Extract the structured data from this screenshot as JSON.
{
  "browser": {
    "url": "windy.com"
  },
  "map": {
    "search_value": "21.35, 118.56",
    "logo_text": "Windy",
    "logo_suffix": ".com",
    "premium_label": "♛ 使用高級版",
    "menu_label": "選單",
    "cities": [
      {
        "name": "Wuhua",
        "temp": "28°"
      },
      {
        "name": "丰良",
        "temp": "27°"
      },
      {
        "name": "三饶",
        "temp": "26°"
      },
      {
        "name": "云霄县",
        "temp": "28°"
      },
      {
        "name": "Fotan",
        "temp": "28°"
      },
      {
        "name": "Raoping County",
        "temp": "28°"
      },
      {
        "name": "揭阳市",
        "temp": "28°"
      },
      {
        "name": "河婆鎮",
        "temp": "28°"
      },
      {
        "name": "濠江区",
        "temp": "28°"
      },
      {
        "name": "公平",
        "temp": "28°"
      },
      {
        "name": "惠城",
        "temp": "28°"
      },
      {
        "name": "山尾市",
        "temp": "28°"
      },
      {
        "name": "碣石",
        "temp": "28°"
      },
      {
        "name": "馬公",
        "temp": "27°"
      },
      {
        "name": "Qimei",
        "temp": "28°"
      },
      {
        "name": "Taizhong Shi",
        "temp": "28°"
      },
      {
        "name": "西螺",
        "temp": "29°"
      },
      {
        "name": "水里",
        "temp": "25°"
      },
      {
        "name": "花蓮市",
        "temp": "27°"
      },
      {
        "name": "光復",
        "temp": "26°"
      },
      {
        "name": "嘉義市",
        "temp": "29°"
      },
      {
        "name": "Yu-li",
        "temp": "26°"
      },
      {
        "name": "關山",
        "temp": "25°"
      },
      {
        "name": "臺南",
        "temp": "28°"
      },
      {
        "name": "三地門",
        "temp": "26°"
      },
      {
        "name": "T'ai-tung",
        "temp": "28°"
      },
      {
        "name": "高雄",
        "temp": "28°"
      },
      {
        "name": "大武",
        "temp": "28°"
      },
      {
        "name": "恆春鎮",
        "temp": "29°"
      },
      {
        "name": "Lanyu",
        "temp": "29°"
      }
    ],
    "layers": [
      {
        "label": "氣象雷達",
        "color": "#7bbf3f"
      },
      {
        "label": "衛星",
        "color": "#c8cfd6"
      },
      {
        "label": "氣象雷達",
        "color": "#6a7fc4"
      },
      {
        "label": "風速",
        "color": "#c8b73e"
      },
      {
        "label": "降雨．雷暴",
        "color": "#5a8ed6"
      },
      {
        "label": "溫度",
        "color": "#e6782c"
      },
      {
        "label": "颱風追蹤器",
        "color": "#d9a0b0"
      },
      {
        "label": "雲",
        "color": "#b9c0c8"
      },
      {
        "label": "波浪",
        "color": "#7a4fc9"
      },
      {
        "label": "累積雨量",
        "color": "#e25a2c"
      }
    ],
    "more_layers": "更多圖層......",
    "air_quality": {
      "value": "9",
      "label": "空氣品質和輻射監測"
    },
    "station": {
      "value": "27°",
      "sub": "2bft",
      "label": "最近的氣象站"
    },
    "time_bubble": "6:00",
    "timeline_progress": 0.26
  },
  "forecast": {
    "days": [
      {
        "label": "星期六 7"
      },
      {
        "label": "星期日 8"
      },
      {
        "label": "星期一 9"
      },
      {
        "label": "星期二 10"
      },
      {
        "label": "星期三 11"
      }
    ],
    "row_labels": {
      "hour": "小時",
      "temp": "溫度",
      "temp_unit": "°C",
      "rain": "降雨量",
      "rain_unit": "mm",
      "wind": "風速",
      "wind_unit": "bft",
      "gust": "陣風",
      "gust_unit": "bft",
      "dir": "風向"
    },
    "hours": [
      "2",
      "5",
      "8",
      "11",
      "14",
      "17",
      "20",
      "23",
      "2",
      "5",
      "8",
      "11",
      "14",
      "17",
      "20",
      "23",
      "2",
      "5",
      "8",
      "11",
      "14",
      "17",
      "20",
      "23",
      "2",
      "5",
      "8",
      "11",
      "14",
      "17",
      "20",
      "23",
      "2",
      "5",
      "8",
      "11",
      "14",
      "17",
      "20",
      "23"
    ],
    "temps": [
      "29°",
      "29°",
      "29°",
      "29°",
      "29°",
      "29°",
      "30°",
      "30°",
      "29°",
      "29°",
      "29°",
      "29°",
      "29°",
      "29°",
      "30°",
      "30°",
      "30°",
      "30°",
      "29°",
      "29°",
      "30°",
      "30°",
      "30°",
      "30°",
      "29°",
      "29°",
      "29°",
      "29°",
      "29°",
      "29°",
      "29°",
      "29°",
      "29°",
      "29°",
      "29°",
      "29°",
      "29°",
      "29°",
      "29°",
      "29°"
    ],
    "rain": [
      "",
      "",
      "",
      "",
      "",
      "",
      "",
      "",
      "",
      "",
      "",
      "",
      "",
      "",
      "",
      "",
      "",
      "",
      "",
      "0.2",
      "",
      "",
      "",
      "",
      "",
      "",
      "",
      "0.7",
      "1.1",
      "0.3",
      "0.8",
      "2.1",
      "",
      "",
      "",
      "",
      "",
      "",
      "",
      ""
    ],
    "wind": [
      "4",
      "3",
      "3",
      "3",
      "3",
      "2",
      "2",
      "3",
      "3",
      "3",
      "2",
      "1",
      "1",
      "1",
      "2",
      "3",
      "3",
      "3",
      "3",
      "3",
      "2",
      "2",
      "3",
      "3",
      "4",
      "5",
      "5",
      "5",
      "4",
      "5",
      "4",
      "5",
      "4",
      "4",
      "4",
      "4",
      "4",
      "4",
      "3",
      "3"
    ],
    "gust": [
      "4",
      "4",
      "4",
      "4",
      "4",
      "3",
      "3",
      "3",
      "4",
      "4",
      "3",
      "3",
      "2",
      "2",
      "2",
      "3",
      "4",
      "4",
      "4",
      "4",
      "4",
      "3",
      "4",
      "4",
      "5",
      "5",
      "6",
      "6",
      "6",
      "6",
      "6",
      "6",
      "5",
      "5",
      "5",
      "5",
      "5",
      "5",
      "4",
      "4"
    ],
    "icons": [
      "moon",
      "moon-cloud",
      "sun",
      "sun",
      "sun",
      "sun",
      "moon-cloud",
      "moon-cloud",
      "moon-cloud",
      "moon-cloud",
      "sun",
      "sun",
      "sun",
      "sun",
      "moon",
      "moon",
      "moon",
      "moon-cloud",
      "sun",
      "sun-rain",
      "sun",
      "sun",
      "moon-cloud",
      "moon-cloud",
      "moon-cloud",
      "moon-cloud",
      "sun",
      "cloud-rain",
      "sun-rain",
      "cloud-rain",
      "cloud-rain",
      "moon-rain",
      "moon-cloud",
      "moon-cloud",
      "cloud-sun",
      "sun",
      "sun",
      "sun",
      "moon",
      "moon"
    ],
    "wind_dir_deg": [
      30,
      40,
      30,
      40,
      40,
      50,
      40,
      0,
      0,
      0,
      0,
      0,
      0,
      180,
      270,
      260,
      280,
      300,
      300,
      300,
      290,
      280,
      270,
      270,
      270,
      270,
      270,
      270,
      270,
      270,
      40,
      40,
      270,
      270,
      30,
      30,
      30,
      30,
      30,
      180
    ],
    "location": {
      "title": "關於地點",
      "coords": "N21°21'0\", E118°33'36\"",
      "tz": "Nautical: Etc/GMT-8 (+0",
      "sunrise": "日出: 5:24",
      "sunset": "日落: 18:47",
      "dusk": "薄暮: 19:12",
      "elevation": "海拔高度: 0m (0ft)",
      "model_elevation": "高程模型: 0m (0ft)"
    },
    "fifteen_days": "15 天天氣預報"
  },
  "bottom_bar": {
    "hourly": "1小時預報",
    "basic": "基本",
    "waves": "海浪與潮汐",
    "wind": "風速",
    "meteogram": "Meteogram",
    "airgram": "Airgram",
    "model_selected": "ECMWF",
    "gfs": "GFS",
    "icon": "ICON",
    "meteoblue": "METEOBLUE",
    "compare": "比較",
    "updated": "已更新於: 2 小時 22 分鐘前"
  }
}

******

WHAT TO PRODUCE >>
Find every line holding the word "color"; give their count and nothing else.

RESPONSE TO THIS EXERCISE >>
10